Extend the advisory on the GnuTLS certificate-parsing flaw CVE-2025-32989, continuing directly after its last sentence.

[[ Reading text, beginning ]]

CVE-2025-32989
MediumCVSS 5.3Exploitation Probability (EPSS)
Elevated risk64th percentile - higher than 64% of all known CVEs
Summary
A heap-buffer-overread vulnerability was found in GnuTLS when handling the Certificate Transparency (CT) Signed Certificate Timestamp (SCT) extension during X.509 certificate parsing. This flaw allows an attacker to create a certificate with a malformed SCT extension (OID 1.3.6.1.4.1.11129.2.4.2) that may contain sensitive data. As a result, confidential information may be exposed when GnuTLS verifies certificates from certain websites if the SCT is not checked correctly.
Risk Assessment
The organization is at risk of leaking confidential data when GnuTLS verifies certificates from specific websites and the SCT extension is not properly validated. This could lead to unauthorized disclosure of sensitive information.
Recommendation
Immediately update the GnuTLS library to a version that fixes this vulnerability. Until the update is applied, consider limiting trust in certificates with malformed SCT extensions.

[[ Reading text, end ]]
[[ Excerpted records, beginning ]]

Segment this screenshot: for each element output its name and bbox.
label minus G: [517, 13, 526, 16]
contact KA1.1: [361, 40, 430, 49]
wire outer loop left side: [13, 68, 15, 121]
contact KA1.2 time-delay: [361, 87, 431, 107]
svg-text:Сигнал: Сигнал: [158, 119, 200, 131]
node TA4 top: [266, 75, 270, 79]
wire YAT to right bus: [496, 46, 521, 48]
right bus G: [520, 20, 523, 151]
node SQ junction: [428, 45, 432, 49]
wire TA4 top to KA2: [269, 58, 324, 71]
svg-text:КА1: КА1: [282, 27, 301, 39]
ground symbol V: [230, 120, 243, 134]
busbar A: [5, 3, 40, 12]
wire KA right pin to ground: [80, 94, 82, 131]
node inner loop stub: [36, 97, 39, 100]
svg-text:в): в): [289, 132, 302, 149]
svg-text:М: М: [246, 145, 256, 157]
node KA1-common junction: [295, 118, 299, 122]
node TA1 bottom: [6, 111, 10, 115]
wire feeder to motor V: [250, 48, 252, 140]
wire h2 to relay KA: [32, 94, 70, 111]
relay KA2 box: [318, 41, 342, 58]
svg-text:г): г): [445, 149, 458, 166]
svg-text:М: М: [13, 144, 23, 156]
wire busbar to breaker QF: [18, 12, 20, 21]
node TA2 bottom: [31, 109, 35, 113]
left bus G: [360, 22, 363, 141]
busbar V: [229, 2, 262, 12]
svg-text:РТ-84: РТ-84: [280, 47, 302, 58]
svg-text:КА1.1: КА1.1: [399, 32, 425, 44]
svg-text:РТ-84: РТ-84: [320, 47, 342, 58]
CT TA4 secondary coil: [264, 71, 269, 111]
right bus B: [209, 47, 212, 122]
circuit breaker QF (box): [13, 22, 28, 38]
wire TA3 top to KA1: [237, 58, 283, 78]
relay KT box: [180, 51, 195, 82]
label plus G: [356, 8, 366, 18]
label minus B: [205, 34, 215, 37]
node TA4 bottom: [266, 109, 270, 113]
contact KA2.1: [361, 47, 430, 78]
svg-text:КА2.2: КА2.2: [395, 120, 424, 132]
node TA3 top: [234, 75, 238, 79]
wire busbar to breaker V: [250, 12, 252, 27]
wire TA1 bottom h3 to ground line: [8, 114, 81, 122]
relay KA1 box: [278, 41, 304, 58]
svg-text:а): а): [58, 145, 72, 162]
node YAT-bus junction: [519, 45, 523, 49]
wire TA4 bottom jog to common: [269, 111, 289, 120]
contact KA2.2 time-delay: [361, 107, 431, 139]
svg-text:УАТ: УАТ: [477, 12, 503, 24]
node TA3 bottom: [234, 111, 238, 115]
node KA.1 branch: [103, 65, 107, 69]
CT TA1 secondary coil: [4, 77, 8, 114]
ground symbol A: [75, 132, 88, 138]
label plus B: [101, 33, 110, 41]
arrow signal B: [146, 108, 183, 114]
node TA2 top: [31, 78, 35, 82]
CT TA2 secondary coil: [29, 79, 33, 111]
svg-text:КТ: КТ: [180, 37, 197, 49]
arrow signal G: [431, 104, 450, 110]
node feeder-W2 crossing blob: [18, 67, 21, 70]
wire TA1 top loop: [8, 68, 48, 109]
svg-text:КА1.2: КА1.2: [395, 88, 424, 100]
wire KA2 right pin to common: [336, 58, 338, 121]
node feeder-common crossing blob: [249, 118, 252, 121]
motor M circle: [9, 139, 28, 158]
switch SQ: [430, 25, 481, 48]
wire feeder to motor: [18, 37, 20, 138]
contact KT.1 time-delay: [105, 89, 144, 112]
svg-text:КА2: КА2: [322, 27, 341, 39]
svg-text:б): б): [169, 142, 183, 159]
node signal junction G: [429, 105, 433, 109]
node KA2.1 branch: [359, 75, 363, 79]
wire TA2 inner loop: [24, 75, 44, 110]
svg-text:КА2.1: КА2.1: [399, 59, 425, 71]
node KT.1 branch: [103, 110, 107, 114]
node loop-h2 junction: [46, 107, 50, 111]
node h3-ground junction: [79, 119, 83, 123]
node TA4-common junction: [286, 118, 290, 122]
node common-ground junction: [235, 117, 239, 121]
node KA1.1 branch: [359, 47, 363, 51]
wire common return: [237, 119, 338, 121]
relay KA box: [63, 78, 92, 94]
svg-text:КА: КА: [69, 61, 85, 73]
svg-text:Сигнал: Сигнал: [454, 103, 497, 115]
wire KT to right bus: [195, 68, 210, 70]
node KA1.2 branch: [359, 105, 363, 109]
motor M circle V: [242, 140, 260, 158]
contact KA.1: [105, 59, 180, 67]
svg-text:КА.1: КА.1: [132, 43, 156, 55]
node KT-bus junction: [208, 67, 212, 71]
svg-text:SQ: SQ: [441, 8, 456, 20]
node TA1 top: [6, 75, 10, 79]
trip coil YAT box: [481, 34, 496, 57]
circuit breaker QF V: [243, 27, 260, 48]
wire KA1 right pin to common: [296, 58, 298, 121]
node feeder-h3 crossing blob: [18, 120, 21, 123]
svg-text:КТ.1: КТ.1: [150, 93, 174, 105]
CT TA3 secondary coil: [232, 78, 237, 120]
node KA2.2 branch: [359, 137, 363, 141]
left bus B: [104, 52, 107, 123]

[[ Excerpted records, end ]]

### Answer space
Original NVD description (English source)
A heap-buffer-overread vulnerability was found in GnuTLS in how it handles the Certificate Transparency (CT) Signed Certificate Timestamp (SCT) extension during X.509 certificate parsing. This flaw allows a malicious user to create a certificate containing a malformed SCT extension (OID 1.3.6.1.4.1.11129.2.4.2) that contains sensitive data. This issue leads to the exposure of confidential information when GnuTLS verifies certificates from certain websites when the certificate (SCT) is not checked correctly.